» TASK OBJECTIVE
Scan the data below and report how many lines include the word "Wilhelm". Nothing else is wanted.

**** DATA ****

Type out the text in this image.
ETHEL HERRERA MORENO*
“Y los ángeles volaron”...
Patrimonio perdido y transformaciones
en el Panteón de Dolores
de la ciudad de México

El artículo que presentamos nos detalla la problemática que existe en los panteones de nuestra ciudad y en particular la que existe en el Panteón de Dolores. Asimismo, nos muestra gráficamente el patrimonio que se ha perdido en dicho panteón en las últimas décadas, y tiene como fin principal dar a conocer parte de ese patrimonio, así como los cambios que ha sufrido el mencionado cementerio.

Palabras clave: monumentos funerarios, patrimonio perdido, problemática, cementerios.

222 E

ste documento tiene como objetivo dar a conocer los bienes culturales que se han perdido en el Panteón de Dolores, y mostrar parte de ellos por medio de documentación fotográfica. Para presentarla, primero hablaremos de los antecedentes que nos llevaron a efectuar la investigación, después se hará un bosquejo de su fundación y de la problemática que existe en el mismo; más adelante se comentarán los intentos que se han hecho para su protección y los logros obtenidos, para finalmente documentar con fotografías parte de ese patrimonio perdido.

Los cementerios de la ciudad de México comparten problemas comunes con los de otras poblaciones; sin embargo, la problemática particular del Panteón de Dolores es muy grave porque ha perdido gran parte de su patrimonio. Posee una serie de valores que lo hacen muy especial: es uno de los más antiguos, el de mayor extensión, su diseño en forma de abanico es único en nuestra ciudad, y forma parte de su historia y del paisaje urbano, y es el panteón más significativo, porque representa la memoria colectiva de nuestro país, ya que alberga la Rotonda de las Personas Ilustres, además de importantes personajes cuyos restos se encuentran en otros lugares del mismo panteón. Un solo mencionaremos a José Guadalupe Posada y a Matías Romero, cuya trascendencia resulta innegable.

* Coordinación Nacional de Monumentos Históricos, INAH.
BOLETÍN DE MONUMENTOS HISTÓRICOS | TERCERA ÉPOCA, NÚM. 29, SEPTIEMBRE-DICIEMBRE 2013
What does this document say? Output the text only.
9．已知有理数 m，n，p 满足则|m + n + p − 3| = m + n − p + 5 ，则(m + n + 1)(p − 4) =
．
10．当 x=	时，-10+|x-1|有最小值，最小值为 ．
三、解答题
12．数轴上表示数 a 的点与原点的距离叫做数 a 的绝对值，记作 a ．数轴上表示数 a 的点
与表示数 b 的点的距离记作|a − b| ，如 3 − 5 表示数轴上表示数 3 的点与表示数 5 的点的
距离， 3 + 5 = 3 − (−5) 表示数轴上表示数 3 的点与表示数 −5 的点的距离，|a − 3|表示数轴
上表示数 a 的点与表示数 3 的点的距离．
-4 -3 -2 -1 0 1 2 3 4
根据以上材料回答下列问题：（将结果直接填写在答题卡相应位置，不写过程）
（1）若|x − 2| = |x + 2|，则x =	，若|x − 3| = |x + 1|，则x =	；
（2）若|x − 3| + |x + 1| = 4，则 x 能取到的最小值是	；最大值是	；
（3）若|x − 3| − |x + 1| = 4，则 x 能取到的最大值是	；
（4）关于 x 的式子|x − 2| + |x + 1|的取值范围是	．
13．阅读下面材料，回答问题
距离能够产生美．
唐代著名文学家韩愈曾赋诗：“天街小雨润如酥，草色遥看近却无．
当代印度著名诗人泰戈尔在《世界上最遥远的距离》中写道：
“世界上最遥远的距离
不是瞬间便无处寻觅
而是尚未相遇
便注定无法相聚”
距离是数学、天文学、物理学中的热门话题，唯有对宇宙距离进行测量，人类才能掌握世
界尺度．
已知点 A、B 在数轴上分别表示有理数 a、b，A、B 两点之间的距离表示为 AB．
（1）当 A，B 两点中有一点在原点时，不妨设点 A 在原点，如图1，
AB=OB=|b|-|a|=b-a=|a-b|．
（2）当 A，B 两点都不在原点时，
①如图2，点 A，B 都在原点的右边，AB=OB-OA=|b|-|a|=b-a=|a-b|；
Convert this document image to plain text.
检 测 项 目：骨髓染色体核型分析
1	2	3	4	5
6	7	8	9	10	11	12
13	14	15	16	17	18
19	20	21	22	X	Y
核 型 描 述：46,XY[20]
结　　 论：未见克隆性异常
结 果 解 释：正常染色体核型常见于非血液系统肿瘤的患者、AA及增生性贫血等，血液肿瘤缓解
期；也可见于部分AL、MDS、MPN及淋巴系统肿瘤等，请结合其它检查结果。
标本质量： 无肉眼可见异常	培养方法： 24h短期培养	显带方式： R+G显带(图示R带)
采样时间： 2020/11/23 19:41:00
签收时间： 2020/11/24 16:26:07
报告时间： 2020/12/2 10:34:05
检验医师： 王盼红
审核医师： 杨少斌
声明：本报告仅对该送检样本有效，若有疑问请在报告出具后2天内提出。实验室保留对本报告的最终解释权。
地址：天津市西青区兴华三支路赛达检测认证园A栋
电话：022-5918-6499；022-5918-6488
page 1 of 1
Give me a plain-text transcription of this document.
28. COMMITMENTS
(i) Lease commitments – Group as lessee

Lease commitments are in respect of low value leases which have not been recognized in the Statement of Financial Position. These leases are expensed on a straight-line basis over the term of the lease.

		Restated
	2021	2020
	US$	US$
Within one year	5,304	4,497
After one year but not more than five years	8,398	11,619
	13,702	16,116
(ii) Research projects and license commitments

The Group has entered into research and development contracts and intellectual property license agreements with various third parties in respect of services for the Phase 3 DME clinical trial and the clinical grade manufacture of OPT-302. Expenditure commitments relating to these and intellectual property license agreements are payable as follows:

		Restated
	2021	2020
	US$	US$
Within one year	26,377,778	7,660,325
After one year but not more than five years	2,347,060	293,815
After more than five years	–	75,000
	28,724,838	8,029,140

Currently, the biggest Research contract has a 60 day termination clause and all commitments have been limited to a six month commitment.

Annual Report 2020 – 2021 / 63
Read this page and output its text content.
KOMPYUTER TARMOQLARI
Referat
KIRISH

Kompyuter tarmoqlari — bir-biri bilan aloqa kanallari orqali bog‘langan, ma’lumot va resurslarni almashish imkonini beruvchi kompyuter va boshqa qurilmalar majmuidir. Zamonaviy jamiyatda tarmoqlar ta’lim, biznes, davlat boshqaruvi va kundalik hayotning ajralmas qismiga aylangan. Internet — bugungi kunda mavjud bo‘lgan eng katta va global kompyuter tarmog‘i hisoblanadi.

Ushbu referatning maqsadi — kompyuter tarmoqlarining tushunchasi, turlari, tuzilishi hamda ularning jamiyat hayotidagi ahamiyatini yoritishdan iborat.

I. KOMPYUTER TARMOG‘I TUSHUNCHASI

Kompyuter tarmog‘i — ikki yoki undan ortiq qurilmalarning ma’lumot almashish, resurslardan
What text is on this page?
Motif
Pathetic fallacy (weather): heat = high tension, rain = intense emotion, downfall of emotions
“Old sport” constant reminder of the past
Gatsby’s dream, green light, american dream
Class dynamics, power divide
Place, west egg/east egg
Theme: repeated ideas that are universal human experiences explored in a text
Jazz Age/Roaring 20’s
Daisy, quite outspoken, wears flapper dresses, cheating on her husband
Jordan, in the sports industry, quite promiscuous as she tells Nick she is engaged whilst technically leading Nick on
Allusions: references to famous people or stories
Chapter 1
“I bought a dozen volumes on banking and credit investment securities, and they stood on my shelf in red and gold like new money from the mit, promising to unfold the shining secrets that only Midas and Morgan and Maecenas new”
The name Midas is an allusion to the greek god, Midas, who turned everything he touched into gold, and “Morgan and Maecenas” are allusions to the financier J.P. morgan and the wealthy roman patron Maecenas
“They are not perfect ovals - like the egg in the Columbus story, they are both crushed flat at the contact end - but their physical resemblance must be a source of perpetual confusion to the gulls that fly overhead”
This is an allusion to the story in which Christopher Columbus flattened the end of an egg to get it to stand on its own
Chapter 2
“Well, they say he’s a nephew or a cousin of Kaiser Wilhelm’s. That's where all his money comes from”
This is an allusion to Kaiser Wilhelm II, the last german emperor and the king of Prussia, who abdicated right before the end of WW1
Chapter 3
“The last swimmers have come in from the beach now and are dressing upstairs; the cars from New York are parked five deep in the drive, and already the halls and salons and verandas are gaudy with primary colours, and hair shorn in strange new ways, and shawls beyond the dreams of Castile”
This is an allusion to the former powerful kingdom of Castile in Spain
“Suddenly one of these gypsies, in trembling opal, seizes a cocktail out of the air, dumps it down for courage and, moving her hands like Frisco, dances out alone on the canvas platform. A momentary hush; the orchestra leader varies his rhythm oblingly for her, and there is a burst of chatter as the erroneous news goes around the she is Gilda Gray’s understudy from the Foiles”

****

» COMPLETE RESPONSE
2